──────── MATERIALS PROVIDED ────────

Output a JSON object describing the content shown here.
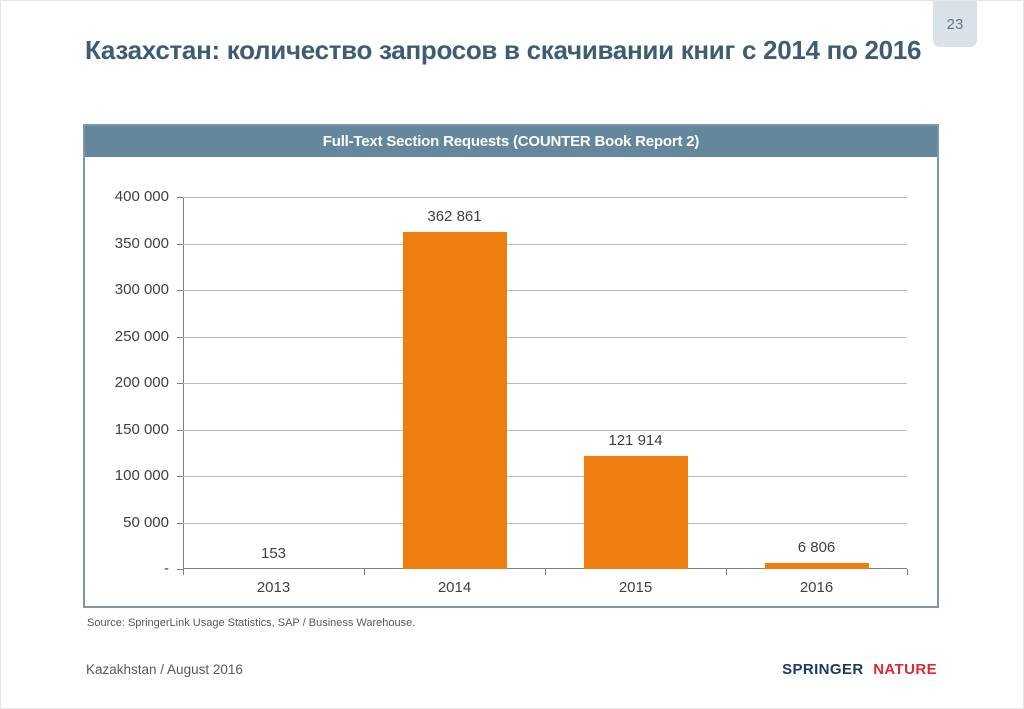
{
  "slide": {
    "page_number": "23",
    "title": "Казахстан: количество запросов в скачивании книг с 2014 по 2016",
    "source": "Source: SpringerLink Usage Statistics, SAP / Business Warehouse.",
    "footer_left": "Kazakhstan / August 2016",
    "logo": {
      "springer": "SPRINGER",
      "nature": "NATURE"
    }
  },
  "chart_data": {
    "type": "bar",
    "title": "Full-Text Section Requests (COUNTER Book Report 2)",
    "categories": [
      "2013",
      "2014",
      "2015",
      "2016"
    ],
    "values": [
      153,
      362861,
      121914,
      6806
    ],
    "value_labels": [
      "153",
      "362 861",
      "121 914",
      "6 806"
    ],
    "xlabel": "",
    "ylabel": "",
    "ylim": [
      0,
      400000
    ],
    "ytick_step": 50000,
    "ytick_labels": [
      "-",
      "50 000",
      "100 000",
      "150 000",
      "200 000",
      "250 000",
      "300 000",
      "350 000",
      "400 000"
    ],
    "grid": true,
    "legend": false,
    "bar_color": "#ee7e10"
  },
  "colors": {
    "title_text": "#3e5c75",
    "chart_header_bg": "#64879e",
    "chart_frame_border": "#7b99ab",
    "bar_orange": "#ee7e10",
    "page_tab_bg": "#d9e2e9",
    "logo_springer_blue": "#1f3a60",
    "logo_nature_red": "#d92b32"
  }
}
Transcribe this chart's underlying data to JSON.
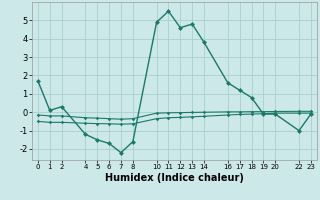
{
  "xlabel": "Humidex (Indice chaleur)",
  "bg_color": "#cce8e8",
  "grid_color": "#aacece",
  "line_color": "#1a7a6a",
  "x_main": [
    0,
    1,
    2,
    4,
    5,
    6,
    7,
    8,
    10,
    11,
    12,
    13,
    14,
    16,
    17,
    18,
    19,
    20,
    22,
    23
  ],
  "y_main": [
    1.7,
    0.1,
    0.3,
    -1.2,
    -1.5,
    -1.7,
    -2.2,
    -1.6,
    4.9,
    5.5,
    4.6,
    4.8,
    3.8,
    1.6,
    1.2,
    0.8,
    -0.1,
    -0.1,
    -1.0,
    -0.1
  ],
  "x_band1": [
    0,
    1,
    2,
    4,
    5,
    6,
    7,
    8,
    10,
    11,
    12,
    13,
    14,
    16,
    17,
    18,
    19,
    20,
    22,
    23
  ],
  "y_band1": [
    -0.5,
    -0.55,
    -0.55,
    -0.6,
    -0.62,
    -0.63,
    -0.65,
    -0.63,
    -0.35,
    -0.3,
    -0.28,
    -0.25,
    -0.22,
    -0.15,
    -0.12,
    -0.1,
    -0.08,
    -0.05,
    -0.05,
    -0.05
  ],
  "x_band2": [
    0,
    1,
    2,
    4,
    5,
    6,
    7,
    8,
    10,
    11,
    12,
    13,
    14,
    16,
    17,
    18,
    19,
    20,
    22,
    23
  ],
  "y_band2": [
    -0.15,
    -0.2,
    -0.2,
    -0.3,
    -0.32,
    -0.35,
    -0.38,
    -0.35,
    -0.05,
    -0.03,
    -0.02,
    -0.01,
    0.0,
    0.02,
    0.02,
    0.03,
    0.03,
    0.04,
    0.05,
    0.05
  ],
  "xlim": [
    -0.5,
    23.5
  ],
  "ylim": [
    -2.6,
    6.0
  ],
  "xticks": [
    0,
    1,
    2,
    4,
    5,
    6,
    7,
    8,
    10,
    11,
    12,
    13,
    14,
    16,
    17,
    18,
    19,
    20,
    22,
    23
  ],
  "yticks": [
    -2,
    -1,
    0,
    1,
    2,
    3,
    4,
    5
  ]
}
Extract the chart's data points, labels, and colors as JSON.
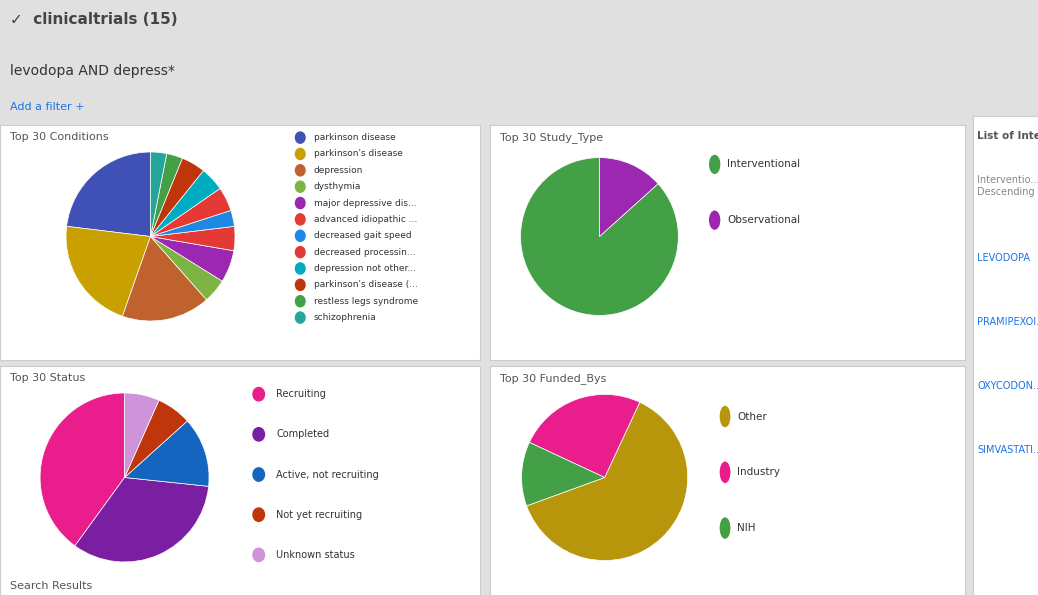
{
  "title": "clinicaltrials (15)",
  "search_term": "levodopa AND depress*",
  "filter_text": "Add a filter +",
  "bg_color": "#e8e8e8",
  "panel_bg": "#ffffff",
  "header_bg": "#f0f0f0",
  "conditions": {
    "title": "Top 30 Conditions",
    "labels": [
      "parkinson disease",
      "parkinson's disease",
      "depression",
      "dysthymia",
      "major depressive dis...",
      "advanced idiopathic ...",
      "decreased gait speed",
      "decreased processin...",
      "depression not other...",
      "parkinson's disease (...",
      "restless legs syndrome",
      "schizophrenia"
    ],
    "values": [
      15,
      14,
      11,
      3,
      4,
      3,
      2,
      3,
      3,
      3,
      2,
      2
    ],
    "colors": [
      "#3f51b5",
      "#c8a000",
      "#c0622e",
      "#7cb341",
      "#9c27b0",
      "#e53935",
      "#1e88e5",
      "#e53935",
      "#00acc1",
      "#bf360c",
      "#43a047",
      "#26a69a"
    ]
  },
  "study_type": {
    "title": "Top 30 Study_Type",
    "labels": [
      "Interventional",
      "Observational"
    ],
    "values": [
      13,
      2
    ],
    "colors": [
      "#43a047",
      "#9c27b0"
    ]
  },
  "status": {
    "title": "Top 30 Status",
    "labels": [
      "Recruiting",
      "Completed",
      "Active, not recruiting",
      "Not yet recruiting",
      "Unknown status"
    ],
    "values": [
      6,
      5,
      2,
      1,
      1
    ],
    "colors": [
      "#e91e8c",
      "#7b1fa2",
      "#1565c0",
      "#bf360c",
      "#ce93d8"
    ]
  },
  "funded_bys": {
    "title": "Top 30 Funded_Bys",
    "labels": [
      "Other",
      "Industry",
      "NIH"
    ],
    "values": [
      10,
      4,
      2
    ],
    "colors": [
      "#b8960c",
      "#e91e8c",
      "#43a047"
    ]
  },
  "right_panel": {
    "title": "List of Interv...",
    "subtitle": "Interventio...\nDescending",
    "items": [
      "LEVODOPA",
      "PRAMIPEXOI...",
      "OXYCODON...",
      "SIMVASTATI..."
    ]
  }
}
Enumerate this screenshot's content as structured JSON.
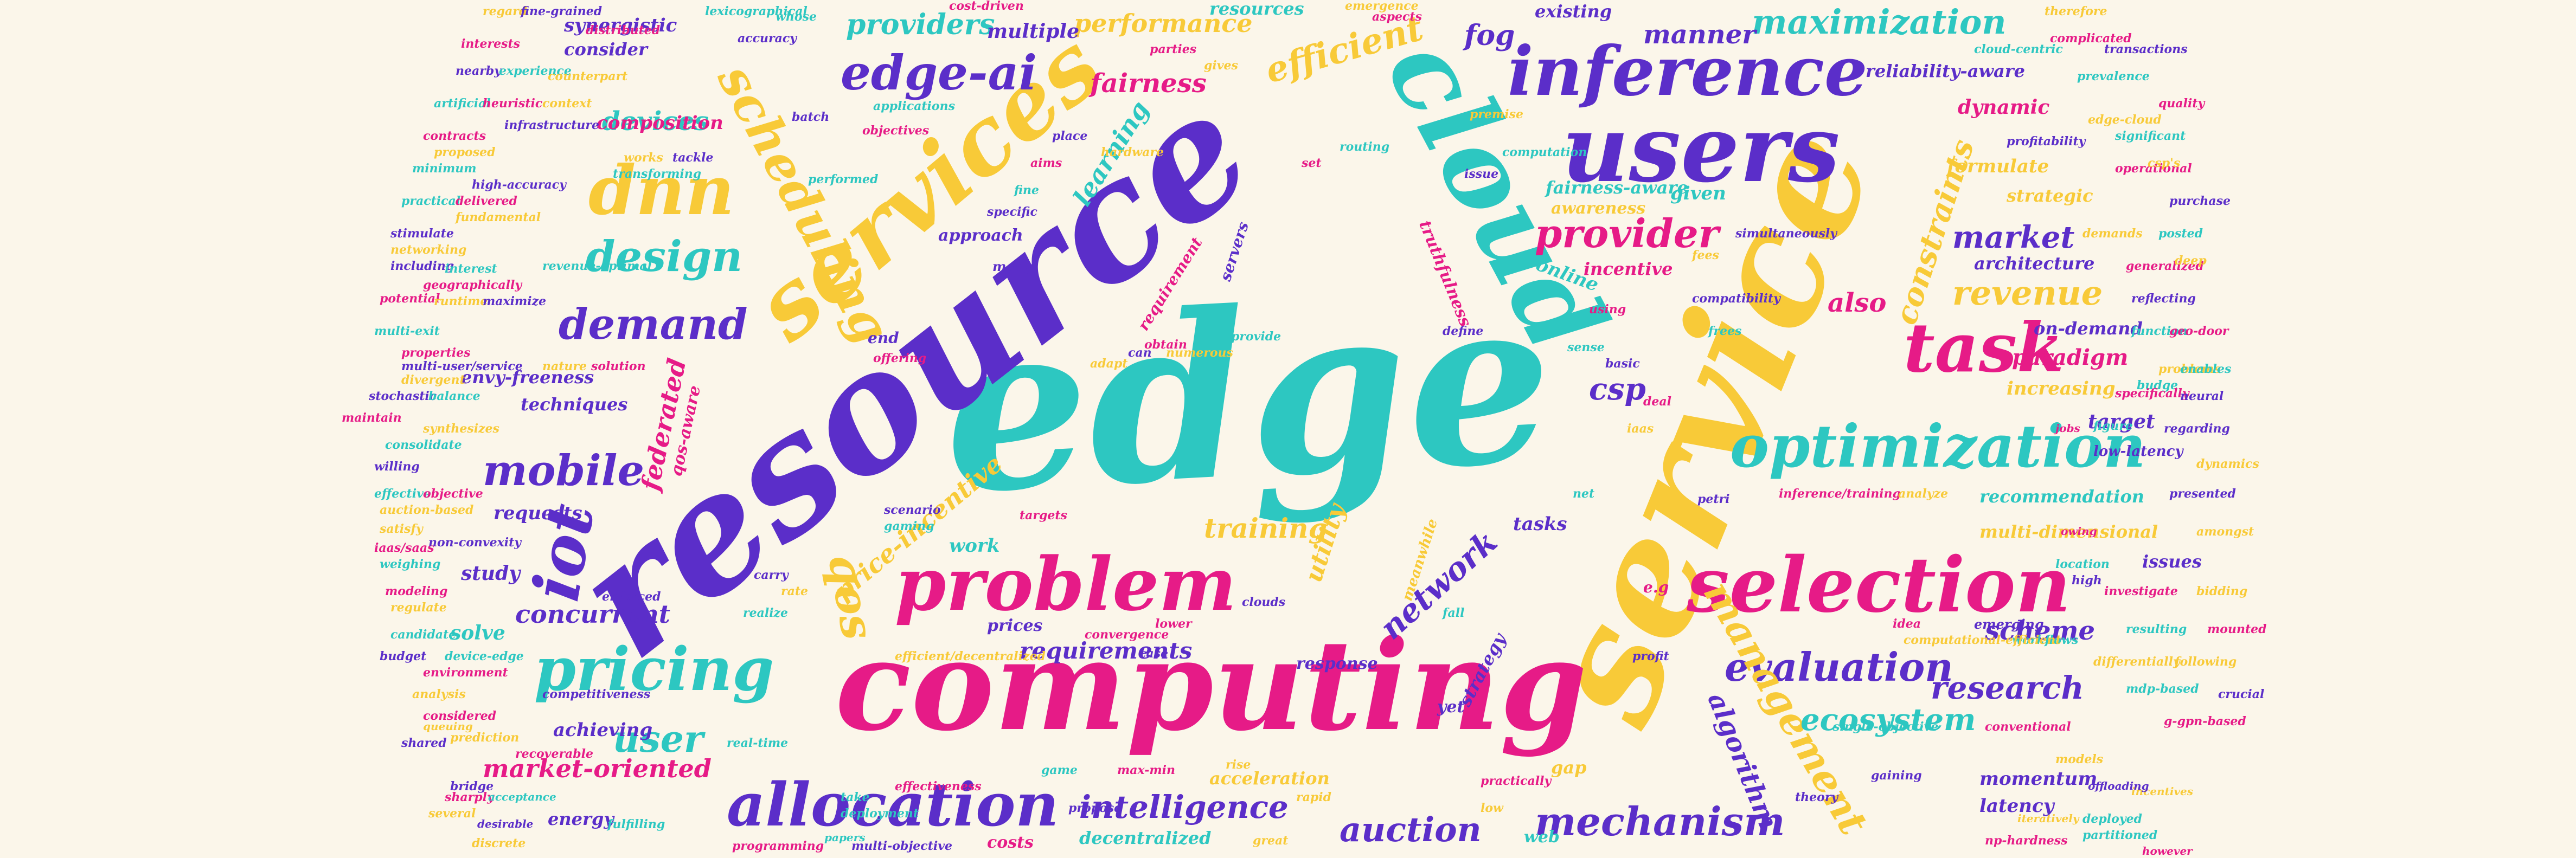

────────

Reproduce every line of the material precisely, omitting its pictures.

Output a JSON object describing the content shown here.
{
  "slide": {
    "page_number": "23",
    "title": "Казахстан: количество запросов в скачивании книг с 2014 по 2016",
    "source": "Source: SpringerLink Usage Statistics, SAP / Business Warehouse.",
    "footer_left": "Kazakhstan / August 2016",
    "logo": {
      "springer": "SPRINGER",
      "nature": "NATURE"
    }
  },
  "chart_data": {
    "type": "bar",
    "title": "Full-Text Section Requests (COUNTER Book Report 2)",
    "categories": [
      "2013",
      "2014",
      "2015",
      "2016"
    ],
    "values": [
      153,
      362861,
      121914,
      6806
    ],
    "value_labels": [
      "153",
      "362 861",
      "121 914",
      "6 806"
    ],
    "xlabel": "",
    "ylabel": "",
    "ylim": [
      0,
      400000
    ],
    "ytick_step": 50000,
    "ytick_labels": [
      "-",
      "50 000",
      "100 000",
      "150 000",
      "200 000",
      "250 000",
      "300 000",
      "350 000",
      "400 000"
    ],
    "grid": true,
    "legend": false,
    "bar_color": "#ee7e10"
  },
  "colors": {
    "title_text": "#3e5c75",
    "chart_header_bg": "#64879e",
    "chart_frame_border": "#7b99ab",
    "bar_orange": "#ee7e10",
    "page_tab_bg": "#d9e2e9",
    "logo_springer_blue": "#1f3a60",
    "logo_nature_red": "#d92b32"
  }
}
Transcribe this chart's underlying data to JSON.
{
  "xlabel": "Humidex (Indice chaleur)",
  "bg_color": "#cce8e8",
  "grid_color": "#aacece",
  "line_color": "#1a7a6a",
  "x_main": [
    0,
    1,
    2,
    4,
    5,
    6,
    7,
    8,
    10,
    11,
    12,
    13,
    14,
    16,
    17,
    18,
    19,
    20,
    22,
    23
  ],
  "y_main": [
    1.7,
    0.1,
    0.3,
    -1.2,
    -1.5,
    -1.7,
    -2.2,
    -1.6,
    4.9,
    5.5,
    4.6,
    4.8,
    3.8,
    1.6,
    1.2,
    0.8,
    -0.1,
    -0.1,
    -1.0,
    -0.1
  ],
  "x_band1": [
    0,
    1,
    2,
    4,
    5,
    6,
    7,
    8,
    10,
    11,
    12,
    13,
    14,
    16,
    17,
    18,
    19,
    20,
    22,
    23
  ],
  "y_band1": [
    -0.5,
    -0.55,
    -0.55,
    -0.6,
    -0.62,
    -0.63,
    -0.65,
    -0.63,
    -0.35,
    -0.3,
    -0.28,
    -0.25,
    -0.22,
    -0.15,
    -0.12,
    -0.1,
    -0.08,
    -0.05,
    -0.05,
    -0.05
  ],
  "x_band2": [
    0,
    1,
    2,
    4,
    5,
    6,
    7,
    8,
    10,
    11,
    12,
    13,
    14,
    16,
    17,
    18,
    19,
    20,
    22,
    23
  ],
  "y_band2": [
    -0.15,
    -0.2,
    -0.2,
    -0.3,
    -0.32,
    -0.35,
    -0.38,
    -0.35,
    -0.05,
    -0.03,
    -0.02,
    -0.01,
    0.0,
    0.02,
    0.02,
    0.03,
    0.03,
    0.04,
    0.05,
    0.05
  ],
  "xlim": [
    -0.5,
    23.5
  ],
  "ylim": [
    -2.6,
    6.0
  ],
  "xticks": [
    0,
    1,
    2,
    4,
    5,
    6,
    7,
    8,
    10,
    11,
    12,
    13,
    14,
    16,
    17,
    18,
    19,
    20,
    22,
    23
  ],
  "yticks": [
    -2,
    -1,
    0,
    1,
    2,
    3,
    4,
    5
  ]
}
Extract the chart's data points, labels, and colors as JSON.
{
  "title": "clinicaltrials (15)",
  "search_term": "levodopa AND depress*",
  "filter_text": "Add a filter +",
  "bg_color": "#e8e8e8",
  "panel_bg": "#ffffff",
  "header_bg": "#f0f0f0",
  "conditions": {
    "title": "Top 30 Conditions",
    "labels": [
      "parkinson disease",
      "parkinson's disease",
      "depression",
      "dysthymia",
      "major depressive dis...",
      "advanced idiopathic ...",
      "decreased gait speed",
      "decreased processin...",
      "depression not other...",
      "parkinson's disease (...",
      "restless legs syndrome",
      "schizophrenia"
    ],
    "values": [
      15,
      14,
      11,
      3,
      4,
      3,
      2,
      3,
      3,
      3,
      2,
      2
    ],
    "colors": [
      "#3f51b5",
      "#c8a000",
      "#c0622e",
      "#7cb341",
      "#9c27b0",
      "#e53935",
      "#1e88e5",
      "#e53935",
      "#00acc1",
      "#bf360c",
      "#43a047",
      "#26a69a"
    ]
  },
  "study_type": {
    "title": "Top 30 Study_Type",
    "labels": [
      "Interventional",
      "Observational"
    ],
    "values": [
      13,
      2
    ],
    "colors": [
      "#43a047",
      "#9c27b0"
    ]
  },
  "status": {
    "title": "Top 30 Status",
    "labels": [
      "Recruiting",
      "Completed",
      "Active, not recruiting",
      "Not yet recruiting",
      "Unknown status"
    ],
    "values": [
      6,
      5,
      2,
      1,
      1
    ],
    "colors": [
      "#e91e8c",
      "#7b1fa2",
      "#1565c0",
      "#bf360c",
      "#ce93d8"
    ]
  },
  "funded_bys": {
    "title": "Top 30 Funded_Bys",
    "labels": [
      "Other",
      "Industry",
      "NIH"
    ],
    "values": [
      10,
      4,
      2
    ],
    "colors": [
      "#b8960c",
      "#e91e8c",
      "#43a047"
    ]
  },
  "right_panel": {
    "title": "List of Interv...",
    "subtitle": "Interventio...\nDescending",
    "items": [
      "LEVODOPA",
      "PRAMIPEXOI...",
      "OXYCODON...",
      "SIMVASTATI..."
    ]
  }
}
Enumerate this screenshot's content as structured JSON.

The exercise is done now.